WORK REQUIRED
Show each line that has the string "exceeding" in it.

Figure content listings:
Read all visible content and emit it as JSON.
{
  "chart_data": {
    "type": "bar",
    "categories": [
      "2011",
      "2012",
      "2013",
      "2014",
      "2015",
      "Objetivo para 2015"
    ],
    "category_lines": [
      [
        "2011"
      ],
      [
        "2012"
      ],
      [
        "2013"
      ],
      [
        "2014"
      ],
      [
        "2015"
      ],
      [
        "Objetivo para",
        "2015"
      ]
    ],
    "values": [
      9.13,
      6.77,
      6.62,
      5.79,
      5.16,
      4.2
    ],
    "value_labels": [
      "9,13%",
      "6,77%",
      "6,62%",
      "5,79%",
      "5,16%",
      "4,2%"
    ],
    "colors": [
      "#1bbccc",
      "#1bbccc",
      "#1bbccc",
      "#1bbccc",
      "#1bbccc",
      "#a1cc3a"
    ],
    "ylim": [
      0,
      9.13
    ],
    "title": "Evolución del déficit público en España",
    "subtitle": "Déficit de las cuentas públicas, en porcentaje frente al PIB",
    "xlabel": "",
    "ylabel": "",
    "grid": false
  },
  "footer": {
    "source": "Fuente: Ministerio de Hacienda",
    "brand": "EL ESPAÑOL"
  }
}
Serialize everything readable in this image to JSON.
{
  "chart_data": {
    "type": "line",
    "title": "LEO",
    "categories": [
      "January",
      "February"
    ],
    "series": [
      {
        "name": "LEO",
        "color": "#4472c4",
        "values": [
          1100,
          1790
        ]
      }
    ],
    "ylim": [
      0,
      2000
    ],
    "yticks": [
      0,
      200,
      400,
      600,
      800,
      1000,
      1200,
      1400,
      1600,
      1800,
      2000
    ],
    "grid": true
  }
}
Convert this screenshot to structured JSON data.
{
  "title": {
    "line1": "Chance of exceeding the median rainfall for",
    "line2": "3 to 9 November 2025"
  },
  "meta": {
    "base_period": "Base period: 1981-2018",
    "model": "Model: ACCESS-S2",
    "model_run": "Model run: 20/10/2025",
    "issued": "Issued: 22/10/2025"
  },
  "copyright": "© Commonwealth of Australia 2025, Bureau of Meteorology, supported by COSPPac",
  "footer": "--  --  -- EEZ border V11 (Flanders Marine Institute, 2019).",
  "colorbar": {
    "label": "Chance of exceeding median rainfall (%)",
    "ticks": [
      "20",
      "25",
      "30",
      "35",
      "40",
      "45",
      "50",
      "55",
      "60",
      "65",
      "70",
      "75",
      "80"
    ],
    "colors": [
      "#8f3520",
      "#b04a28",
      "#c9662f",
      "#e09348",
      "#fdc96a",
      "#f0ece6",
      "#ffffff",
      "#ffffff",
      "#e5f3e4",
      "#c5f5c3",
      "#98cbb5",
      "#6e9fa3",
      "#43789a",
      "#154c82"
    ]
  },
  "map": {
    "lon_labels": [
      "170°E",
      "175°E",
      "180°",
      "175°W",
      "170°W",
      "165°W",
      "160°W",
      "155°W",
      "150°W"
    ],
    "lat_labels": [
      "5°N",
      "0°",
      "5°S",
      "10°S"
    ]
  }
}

COMPLETED EXERCISE
    "line1": "Chance of exceeding the median rainfall for",
    "label": "Chance of exceeding median rainfall (%)",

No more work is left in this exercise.